-- Selection --
-.-.-

Re: Launching multiple spark jobs within a main spark job.

Vadim Semenov Wed, 21 Dec 2016 08:28:04 -0800

Check the source code for SparkLauncher:
https://github.com/apache/spark/blob/master/launcher/src/main/java/org/apache/spark/launcher/SparkLauncher.java#L541


a separate process will be started using `spark-submit` and if it uses
`yarn-cluster` mode, a driver may be launched on another NodeManager or may
be launched on the same NodeManager, so you would need to work around it if
you want to avoid hot spots.

On Wed, Dec 21, 2016 at 8:19 AM, Naveen <hadoopst...@gmail.com> wrote:

> Thanks Liang!
> I get your point. It would mean that when launching spark jobs, mode needs
> to be specified as client for all spark jobs.
> However, my concern is to know if driver's memory(which is launching spark
> jobs) will be used completely by the Future's(sparkcontext's) or these
> spawned sparkcontexts will get different nodes / executors from resource
> manager?
>
> On Wed, Dec 21, 2016 at 6:43 PM, Naveen <hadoopst...@gmail.com> wrote:
>
>> Hi Sebastian,
>>
>> Yes, for fetching the details from Hive and HBase, I would want to use
>> Spark's HiveContext etc.

-.-.-

[Stored entries]
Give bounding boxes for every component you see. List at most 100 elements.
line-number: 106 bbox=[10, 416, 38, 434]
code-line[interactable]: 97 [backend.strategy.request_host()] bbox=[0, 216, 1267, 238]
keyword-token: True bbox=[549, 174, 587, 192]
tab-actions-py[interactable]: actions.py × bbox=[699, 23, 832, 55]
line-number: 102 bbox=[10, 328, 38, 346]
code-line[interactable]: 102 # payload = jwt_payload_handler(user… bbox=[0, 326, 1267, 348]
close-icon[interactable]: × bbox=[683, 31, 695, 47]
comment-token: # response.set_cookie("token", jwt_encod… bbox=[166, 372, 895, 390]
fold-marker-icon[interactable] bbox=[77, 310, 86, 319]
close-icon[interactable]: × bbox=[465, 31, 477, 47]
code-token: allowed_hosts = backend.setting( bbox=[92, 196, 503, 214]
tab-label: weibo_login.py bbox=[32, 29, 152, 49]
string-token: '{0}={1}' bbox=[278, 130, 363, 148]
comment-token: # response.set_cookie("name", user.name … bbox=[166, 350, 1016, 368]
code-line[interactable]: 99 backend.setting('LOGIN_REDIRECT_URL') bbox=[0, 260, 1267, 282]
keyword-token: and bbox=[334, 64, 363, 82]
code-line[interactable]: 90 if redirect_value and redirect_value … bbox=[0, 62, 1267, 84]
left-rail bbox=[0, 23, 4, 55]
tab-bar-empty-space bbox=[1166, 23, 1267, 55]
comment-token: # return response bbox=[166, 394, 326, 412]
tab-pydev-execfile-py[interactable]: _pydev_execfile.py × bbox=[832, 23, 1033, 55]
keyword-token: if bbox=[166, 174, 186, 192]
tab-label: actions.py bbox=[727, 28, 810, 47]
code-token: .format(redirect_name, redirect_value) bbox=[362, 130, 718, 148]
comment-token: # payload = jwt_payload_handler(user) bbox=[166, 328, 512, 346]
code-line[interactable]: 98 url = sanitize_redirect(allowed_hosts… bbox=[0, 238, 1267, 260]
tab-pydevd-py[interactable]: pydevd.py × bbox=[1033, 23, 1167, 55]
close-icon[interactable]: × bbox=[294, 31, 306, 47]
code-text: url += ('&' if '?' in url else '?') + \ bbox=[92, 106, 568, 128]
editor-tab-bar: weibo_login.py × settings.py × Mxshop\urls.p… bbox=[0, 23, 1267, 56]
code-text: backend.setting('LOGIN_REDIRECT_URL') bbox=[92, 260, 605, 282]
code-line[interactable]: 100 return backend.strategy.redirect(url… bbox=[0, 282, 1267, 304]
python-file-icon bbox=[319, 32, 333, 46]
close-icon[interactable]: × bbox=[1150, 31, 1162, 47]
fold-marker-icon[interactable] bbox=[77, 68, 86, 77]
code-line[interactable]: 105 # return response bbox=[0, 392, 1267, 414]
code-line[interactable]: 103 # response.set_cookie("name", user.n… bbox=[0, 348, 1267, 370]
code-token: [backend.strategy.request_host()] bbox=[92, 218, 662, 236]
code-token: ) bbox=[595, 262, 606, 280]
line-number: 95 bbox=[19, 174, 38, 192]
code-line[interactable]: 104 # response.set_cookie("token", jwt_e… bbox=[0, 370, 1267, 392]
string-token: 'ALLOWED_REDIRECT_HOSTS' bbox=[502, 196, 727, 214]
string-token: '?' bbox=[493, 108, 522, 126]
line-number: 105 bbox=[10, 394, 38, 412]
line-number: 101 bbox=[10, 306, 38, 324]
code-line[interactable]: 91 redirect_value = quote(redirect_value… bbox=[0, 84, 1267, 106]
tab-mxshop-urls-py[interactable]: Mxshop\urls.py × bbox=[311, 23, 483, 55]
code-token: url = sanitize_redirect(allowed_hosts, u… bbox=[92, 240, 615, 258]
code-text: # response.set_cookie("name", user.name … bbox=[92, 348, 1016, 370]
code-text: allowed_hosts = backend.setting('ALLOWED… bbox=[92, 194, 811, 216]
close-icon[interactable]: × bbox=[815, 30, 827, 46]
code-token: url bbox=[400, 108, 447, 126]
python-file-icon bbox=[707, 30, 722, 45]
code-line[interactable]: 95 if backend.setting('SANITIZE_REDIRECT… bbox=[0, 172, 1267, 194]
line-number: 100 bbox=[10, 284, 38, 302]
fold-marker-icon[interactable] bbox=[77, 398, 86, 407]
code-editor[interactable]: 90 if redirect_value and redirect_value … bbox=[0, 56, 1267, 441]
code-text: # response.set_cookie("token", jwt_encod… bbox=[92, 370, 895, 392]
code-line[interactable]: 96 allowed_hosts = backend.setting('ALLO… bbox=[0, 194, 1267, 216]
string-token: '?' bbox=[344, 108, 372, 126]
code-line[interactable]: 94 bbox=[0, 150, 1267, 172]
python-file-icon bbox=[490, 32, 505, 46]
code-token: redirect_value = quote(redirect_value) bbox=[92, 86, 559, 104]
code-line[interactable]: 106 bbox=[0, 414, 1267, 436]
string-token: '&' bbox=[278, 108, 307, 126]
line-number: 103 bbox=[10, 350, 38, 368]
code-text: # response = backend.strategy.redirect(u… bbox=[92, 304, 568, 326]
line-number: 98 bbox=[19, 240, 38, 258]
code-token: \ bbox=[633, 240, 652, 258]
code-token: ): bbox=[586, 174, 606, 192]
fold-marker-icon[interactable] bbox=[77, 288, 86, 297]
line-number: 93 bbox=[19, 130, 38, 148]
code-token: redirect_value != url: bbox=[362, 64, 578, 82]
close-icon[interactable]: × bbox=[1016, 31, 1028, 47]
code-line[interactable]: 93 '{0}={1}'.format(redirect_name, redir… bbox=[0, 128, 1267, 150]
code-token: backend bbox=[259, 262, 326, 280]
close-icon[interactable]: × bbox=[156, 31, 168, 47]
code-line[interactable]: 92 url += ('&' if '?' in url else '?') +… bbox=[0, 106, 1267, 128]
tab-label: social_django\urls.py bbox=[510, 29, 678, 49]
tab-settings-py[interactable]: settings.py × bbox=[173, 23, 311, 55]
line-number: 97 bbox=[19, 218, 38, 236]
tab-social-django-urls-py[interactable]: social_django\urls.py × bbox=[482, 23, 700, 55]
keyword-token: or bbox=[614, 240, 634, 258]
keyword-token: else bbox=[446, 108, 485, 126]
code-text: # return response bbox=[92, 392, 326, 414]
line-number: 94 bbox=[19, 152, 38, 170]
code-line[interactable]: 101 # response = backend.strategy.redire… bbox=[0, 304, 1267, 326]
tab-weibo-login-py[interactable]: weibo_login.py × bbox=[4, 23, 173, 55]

-.-.-

-- Directions --
a - In the Spark thread, write out the part that opens with the words containing "Check the source" and closes with "all spark jobs.", swapping "NodeManager" for "worker node".
b - Shorten the paragraph of the Spark thread that begins "a separate process will be started", keeping its main facts.

-- Solved tasks --
a -
Check the source code for SparkLauncher:
https://github.com/apache/spark/blob/master/launcher/src/main/java/org/apache/spark/launcher/SparkLauncher.java#L541


a separate process will be started using `spark-submit` and if it uses
`yarn-cluster` mode, a driver may be launched on another worker node or may
be launched on the same worker node, so you would need to work around it if
you want to avoid hot spots.

On Wed, Dec 21, 2016 at 8:19 AM, Naveen <hadoopst...@gmail.com> wrote:

> Thanks Liang!
> I get your point. It would mean that when launching spark jobs, mode needs
> to be specified as client for all spark jobs.

b - A separate process is started with `spark-submit`. In `yarn-cluster` mode, the driver may run on the same NodeManager or on another one, so avoiding hot spots requires a workaround.